Task directions:
Your output is the line containing "Read out every word on this page." plus all lines after it to the end of the records, reproduced exactly, with nothing else.

-*-

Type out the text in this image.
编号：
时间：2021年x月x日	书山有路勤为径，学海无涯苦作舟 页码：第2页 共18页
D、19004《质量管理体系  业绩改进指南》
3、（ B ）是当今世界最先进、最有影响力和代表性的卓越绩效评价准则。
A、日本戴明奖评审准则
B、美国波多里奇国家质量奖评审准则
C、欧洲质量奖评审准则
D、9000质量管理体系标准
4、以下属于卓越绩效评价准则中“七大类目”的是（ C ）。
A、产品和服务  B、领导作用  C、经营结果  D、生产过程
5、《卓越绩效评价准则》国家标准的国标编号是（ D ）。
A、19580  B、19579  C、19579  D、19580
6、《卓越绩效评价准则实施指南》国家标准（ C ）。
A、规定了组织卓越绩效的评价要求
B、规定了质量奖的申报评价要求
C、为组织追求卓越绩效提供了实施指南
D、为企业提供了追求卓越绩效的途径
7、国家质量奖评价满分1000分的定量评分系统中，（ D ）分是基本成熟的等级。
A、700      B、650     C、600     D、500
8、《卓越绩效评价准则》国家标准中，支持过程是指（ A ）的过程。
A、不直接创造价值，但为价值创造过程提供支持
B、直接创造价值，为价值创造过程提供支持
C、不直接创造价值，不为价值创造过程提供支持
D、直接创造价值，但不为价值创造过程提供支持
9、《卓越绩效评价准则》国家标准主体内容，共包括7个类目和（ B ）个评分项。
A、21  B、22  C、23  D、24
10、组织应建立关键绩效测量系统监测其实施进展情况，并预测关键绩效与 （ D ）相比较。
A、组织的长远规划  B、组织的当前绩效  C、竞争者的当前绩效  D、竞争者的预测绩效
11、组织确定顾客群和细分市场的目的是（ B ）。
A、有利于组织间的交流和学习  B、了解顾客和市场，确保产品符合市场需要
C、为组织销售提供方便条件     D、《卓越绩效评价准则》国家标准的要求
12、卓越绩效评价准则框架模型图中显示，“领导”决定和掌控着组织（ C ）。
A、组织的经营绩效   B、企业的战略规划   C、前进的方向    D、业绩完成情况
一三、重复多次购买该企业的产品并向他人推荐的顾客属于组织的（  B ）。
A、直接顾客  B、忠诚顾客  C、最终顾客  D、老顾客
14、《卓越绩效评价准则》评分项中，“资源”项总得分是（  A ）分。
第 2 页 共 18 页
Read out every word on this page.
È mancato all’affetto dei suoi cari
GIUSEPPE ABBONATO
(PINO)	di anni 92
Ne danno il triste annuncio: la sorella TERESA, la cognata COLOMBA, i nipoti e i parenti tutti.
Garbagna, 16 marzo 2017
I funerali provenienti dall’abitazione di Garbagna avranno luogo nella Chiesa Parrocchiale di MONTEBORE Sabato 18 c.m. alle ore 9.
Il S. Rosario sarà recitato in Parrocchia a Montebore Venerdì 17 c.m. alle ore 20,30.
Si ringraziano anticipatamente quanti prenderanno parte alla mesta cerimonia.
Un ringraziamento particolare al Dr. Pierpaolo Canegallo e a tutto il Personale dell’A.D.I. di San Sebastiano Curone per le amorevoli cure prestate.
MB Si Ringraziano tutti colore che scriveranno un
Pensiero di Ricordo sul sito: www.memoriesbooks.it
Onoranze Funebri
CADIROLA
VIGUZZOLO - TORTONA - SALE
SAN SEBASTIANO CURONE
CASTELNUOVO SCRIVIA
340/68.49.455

-*-

The reply:
Read out every word on this page.
È mancato all’affetto dei suoi cari
GIUSEPPE ABBONATO
(PINO)	di anni 92
Ne danno il triste annuncio: la sorella TERESA, la cognata COLOMBA, i nipoti e i parenti tutti.
Garbagna, 16 marzo 2017
I funerali provenienti dall’abitazione di Garbagna avranno luogo nella Chiesa Parrocchiale di MONTEBORE Sabato 18 c.m. alle ore 9.
Il S. Rosario sarà recitato in Parrocchia a Montebore Venerdì 17 c.m. alle ore 20,30.
Si ringraziano anticipatamente quanti prenderanno parte alla mesta cerimonia.
Un ringraziamento particolare al Dr. Pierpaolo Canegallo e a tutto il Personale dell’A.D.I. di San Sebastiano Curone per le amorevoli cure prestate.
MB Si Ringraziano tutti colore che scriveranno un
Pensiero di Ricordo sul sito: www.memoriesbooks.it
Onoranze Funebri
CADIROLA
VIGUZZOLO - TORTONA - SALE
SAN SEBASTIANO CURONE
CASTELNUOVO SCRIVIA
340/68.49.455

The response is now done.